(Saved data entries)
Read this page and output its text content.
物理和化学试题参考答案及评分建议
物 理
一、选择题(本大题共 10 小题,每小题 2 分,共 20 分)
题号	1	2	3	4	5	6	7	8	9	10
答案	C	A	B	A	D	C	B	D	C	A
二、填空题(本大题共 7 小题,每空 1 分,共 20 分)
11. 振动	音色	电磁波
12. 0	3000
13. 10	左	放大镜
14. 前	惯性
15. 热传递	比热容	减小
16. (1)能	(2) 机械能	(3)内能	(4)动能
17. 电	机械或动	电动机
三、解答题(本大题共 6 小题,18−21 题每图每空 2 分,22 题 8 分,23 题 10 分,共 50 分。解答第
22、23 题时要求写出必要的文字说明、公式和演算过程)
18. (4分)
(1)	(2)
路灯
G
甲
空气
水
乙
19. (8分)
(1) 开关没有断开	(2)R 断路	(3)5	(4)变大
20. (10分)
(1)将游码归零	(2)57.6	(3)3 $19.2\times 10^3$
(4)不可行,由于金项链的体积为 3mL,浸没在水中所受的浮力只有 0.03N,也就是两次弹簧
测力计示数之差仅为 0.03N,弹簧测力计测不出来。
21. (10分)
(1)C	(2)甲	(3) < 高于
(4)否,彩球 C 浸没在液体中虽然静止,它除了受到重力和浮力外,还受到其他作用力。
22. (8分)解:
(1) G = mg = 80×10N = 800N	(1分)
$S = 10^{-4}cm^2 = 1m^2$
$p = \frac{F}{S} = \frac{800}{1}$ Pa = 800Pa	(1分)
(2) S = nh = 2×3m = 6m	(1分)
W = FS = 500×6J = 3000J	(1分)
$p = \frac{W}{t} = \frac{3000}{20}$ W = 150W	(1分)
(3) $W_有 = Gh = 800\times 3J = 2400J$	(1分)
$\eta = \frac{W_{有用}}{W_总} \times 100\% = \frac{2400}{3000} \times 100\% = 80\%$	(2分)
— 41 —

> What is expected:
Output the listing above exactly as it appears.

> Result of the task:
Read this page and output its text content.
物理和化学试题参考答案及评分建议
物 理
一、选择题(本大题共 10 小题,每小题 2 分,共 20 分)
题号	1	2	3	4	5	6	7	8	9	10
答案	C	A	B	A	D	C	B	D	C	A
二、填空题(本大题共 7 小题,每空 1 分,共 20 分)
11. 振动	音色	电磁波
12. 0	3000
13. 10	左	放大镜
14. 前	惯性
15. 热传递	比热容	减小
16. (1)能	(2) 机械能	(3)内能	(4)动能
17. 电	机械或动	电动机
三、解答题(本大题共 6 小题,18−21 题每图每空 2 分,22 题 8 分,23 题 10 分,共 50 分。解答第
22、23 题时要求写出必要的文字说明、公式和演算过程)
18. (4分)
(1)	(2)
路灯
G
甲
空气
水
乙
19. (8分)
(1) 开关没有断开	(2)R 断路	(3)5	(4)变大
20. (10分)
(1)将游码归零	(2)57.6	(3)3 $19.2\times 10^3$
(4)不可行,由于金项链的体积为 3mL,浸没在水中所受的浮力只有 0.03N,也就是两次弹簧
测力计示数之差仅为 0.03N,弹簧测力计测不出来。
21. (10分)
(1)C	(2)甲	(3) < 高于
(4)否,彩球 C 浸没在液体中虽然静止,它除了受到重力和浮力外,还受到其他作用力。
22. (8分)解:
(1) G = mg = 80×10N = 800N	(1分)
$S = 10^{-4}cm^2 = 1m^2$
$p = \frac{F}{S} = \frac{800}{1}$ Pa = 800Pa	(1分)
(2) S = nh = 2×3m = 6m	(1分)
W = FS = 500×6J = 3000J	(1分)
$p = \frac{W}{t} = \frac{3000}{20}$ W = 150W	(1分)
(3) $W_有 = Gh = 800\times 3J = 2400J$	(1分)
$\eta = \frac{W_{有用}}{W_总} \times 100\% = \frac{2400}{3000} \times 100\% = 80\%$	(2分)
— 41 —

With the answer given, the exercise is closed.